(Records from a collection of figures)
* start *
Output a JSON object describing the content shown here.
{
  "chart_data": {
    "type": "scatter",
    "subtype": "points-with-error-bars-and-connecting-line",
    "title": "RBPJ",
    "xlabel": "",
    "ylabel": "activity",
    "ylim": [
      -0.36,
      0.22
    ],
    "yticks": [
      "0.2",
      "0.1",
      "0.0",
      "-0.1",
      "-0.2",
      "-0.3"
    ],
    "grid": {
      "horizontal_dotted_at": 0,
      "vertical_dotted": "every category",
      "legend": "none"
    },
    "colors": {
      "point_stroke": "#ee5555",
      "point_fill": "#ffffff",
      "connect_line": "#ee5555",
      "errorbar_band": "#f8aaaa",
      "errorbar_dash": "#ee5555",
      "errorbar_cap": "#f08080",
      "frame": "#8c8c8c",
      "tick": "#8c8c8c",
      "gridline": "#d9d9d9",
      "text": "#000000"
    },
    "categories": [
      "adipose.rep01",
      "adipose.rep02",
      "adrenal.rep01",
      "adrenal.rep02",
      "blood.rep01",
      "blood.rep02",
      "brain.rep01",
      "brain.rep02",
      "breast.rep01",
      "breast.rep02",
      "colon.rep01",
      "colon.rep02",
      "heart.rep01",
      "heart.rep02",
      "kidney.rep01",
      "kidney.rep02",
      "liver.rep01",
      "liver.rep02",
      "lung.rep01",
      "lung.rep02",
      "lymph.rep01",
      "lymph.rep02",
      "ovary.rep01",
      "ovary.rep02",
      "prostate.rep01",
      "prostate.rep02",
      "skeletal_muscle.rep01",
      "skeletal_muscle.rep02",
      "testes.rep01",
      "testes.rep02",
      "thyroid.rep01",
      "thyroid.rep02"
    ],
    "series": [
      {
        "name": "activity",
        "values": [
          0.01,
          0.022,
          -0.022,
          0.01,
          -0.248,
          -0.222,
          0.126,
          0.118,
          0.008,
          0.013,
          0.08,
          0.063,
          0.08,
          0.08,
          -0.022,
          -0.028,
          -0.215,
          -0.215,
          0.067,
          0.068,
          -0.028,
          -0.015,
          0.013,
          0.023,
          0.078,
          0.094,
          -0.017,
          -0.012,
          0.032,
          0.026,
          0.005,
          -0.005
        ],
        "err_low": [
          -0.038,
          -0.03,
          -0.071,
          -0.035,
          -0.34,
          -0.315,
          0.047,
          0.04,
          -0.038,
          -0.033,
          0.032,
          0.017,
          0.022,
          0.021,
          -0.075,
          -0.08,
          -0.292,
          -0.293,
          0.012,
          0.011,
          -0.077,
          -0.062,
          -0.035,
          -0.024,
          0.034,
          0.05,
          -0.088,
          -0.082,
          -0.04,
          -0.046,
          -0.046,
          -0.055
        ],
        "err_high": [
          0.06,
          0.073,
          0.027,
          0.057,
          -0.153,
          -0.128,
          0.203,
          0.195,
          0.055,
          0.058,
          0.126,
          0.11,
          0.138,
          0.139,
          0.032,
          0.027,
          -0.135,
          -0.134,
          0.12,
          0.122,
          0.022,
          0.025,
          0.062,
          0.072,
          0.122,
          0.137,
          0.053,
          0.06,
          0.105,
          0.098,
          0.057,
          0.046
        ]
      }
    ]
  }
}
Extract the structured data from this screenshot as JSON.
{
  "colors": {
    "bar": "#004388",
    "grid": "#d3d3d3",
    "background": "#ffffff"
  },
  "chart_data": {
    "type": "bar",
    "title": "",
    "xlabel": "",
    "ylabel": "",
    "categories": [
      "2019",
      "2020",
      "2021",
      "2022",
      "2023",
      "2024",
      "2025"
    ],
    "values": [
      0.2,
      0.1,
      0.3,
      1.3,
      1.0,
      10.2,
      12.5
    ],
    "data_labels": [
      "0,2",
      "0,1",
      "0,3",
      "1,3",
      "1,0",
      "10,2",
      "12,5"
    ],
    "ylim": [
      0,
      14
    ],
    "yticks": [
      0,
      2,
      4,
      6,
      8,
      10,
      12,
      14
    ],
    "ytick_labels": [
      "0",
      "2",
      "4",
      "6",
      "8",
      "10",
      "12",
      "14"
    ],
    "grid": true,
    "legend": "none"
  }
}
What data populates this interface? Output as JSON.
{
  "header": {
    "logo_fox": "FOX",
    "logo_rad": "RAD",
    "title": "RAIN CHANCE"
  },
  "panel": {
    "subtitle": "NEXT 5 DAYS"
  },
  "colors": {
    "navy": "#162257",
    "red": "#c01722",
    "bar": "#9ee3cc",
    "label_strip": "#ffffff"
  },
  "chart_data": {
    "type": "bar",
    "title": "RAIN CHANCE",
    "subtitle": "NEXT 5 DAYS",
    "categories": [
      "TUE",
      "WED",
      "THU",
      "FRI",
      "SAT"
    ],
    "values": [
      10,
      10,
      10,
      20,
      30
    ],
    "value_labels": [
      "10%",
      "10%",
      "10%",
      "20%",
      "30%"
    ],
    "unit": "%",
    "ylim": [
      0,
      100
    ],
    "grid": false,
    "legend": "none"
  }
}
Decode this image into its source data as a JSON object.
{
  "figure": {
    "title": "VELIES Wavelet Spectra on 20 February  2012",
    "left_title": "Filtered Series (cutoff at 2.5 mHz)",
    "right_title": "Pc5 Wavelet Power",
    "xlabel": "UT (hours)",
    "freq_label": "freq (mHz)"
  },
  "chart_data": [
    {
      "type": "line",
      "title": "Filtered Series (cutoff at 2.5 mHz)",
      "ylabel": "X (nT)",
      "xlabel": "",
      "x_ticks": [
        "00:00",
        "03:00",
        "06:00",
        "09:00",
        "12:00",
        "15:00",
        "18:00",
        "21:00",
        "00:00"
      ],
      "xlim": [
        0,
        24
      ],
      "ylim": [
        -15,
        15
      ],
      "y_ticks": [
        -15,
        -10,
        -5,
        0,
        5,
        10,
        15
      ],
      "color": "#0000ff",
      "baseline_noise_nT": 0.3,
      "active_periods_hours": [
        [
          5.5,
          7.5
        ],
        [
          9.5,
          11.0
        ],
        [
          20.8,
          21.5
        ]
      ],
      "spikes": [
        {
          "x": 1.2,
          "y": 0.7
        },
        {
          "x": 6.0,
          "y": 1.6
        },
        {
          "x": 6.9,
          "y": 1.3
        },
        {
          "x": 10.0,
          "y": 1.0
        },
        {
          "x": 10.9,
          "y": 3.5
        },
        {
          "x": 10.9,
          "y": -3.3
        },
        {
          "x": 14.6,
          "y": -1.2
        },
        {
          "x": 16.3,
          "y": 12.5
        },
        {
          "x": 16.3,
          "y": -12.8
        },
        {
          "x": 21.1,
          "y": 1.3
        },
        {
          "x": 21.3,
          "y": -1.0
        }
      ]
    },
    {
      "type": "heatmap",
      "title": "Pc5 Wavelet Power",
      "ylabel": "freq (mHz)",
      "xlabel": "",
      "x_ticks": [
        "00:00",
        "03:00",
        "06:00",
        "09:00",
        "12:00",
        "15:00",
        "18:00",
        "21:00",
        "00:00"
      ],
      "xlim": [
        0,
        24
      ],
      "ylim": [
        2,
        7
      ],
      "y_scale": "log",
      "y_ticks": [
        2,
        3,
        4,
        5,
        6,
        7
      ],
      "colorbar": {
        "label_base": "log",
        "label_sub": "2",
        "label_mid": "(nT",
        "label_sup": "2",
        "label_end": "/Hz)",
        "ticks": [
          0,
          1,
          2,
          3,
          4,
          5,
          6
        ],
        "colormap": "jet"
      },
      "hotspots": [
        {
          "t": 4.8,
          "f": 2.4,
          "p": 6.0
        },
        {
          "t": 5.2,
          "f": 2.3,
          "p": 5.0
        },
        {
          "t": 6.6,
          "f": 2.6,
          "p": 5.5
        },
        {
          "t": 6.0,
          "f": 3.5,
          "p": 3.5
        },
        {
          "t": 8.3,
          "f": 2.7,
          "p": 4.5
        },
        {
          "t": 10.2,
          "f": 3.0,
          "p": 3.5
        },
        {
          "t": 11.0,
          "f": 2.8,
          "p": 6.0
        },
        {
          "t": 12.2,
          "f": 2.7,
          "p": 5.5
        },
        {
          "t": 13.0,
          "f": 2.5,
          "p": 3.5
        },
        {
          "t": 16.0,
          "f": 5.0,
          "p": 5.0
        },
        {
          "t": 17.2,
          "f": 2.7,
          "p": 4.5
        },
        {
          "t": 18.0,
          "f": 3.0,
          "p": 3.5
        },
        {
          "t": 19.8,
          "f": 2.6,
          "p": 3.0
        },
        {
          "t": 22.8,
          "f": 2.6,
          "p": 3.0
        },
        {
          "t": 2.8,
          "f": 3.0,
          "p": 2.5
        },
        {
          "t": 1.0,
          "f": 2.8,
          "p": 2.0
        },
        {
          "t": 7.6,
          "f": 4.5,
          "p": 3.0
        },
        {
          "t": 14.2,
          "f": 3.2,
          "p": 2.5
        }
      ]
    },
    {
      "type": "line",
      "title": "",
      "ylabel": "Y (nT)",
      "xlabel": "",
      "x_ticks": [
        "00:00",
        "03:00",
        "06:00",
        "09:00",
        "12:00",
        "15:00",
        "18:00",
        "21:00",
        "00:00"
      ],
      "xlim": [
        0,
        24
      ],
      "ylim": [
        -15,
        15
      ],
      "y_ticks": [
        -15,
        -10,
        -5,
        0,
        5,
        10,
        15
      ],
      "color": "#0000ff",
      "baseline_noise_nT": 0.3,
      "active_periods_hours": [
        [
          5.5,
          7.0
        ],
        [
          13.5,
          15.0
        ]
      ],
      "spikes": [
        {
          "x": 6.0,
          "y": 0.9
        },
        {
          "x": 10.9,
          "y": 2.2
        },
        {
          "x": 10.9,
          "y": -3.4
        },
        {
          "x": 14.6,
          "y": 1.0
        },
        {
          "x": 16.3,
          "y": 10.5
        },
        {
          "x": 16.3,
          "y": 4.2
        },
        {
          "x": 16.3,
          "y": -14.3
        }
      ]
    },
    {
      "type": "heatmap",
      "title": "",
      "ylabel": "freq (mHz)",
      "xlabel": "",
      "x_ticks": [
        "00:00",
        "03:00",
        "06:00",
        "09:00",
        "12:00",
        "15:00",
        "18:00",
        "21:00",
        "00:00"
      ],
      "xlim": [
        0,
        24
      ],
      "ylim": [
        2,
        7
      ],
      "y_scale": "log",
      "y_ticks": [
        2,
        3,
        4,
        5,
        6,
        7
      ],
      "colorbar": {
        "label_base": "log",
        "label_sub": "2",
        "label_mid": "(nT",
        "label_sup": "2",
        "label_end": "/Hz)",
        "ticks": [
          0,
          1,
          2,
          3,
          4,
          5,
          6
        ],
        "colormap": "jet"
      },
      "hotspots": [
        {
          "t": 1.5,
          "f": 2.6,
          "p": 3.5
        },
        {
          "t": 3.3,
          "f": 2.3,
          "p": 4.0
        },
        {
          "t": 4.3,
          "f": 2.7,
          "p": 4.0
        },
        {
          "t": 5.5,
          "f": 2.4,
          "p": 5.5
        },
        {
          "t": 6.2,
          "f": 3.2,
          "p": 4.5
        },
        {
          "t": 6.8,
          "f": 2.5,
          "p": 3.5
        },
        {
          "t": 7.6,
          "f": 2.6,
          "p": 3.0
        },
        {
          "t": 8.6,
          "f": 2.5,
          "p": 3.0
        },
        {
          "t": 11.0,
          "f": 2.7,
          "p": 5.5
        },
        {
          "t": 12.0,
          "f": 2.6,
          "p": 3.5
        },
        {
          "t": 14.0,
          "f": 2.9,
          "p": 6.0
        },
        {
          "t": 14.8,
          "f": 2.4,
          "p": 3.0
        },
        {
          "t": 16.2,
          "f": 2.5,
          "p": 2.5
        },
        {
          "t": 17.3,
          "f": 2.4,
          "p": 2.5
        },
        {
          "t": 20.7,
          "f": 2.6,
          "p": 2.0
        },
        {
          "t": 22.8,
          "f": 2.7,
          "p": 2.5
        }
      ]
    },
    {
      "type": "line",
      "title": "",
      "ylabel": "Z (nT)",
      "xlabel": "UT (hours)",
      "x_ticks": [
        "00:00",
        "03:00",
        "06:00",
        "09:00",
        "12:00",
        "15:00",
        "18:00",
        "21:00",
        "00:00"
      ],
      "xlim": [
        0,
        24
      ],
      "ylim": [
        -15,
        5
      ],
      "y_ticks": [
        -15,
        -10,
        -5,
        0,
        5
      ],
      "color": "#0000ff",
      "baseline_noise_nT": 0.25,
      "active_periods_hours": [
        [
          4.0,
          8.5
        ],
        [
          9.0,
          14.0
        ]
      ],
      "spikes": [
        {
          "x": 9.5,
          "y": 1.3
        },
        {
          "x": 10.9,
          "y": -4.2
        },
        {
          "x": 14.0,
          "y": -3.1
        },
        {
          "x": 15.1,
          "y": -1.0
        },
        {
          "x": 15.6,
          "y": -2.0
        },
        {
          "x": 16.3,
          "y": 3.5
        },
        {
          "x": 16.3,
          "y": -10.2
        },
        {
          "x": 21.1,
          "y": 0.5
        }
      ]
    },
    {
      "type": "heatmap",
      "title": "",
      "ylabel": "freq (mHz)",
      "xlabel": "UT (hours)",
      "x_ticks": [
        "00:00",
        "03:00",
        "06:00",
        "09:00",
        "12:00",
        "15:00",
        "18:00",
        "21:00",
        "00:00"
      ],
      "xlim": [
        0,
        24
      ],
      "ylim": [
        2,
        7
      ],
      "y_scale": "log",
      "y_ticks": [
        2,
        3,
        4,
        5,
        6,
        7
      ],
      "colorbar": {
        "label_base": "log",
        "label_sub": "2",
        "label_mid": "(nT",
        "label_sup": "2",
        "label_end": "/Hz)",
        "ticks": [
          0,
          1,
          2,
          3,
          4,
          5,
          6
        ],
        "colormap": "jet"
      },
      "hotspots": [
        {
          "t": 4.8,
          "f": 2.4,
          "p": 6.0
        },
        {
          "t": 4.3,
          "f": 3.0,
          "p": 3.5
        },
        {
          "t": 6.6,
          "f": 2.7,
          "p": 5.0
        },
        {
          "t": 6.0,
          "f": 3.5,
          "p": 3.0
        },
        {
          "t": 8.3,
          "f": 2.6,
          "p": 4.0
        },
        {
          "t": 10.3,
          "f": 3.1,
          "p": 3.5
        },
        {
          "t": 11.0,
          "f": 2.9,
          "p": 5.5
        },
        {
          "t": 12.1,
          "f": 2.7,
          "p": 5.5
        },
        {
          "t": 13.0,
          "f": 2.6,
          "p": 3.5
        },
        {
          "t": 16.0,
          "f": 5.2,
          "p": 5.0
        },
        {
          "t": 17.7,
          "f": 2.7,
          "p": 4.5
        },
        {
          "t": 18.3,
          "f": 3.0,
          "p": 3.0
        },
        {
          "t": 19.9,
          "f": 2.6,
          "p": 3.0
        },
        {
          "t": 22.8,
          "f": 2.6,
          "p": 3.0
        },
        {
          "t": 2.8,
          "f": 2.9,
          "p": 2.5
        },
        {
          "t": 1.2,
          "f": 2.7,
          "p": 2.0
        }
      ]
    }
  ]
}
* end *
> [WORK TO COMPLETE]
In the listing above, locate each line with "Wavelet" and copy it.

> [WRITTEN ANSWER]
    "title": "VELIES Wavelet Spectra on 20 February  2012",
    "right_title": "Pc5 Wavelet Power",
      "title": "Pc5 Wavelet Power",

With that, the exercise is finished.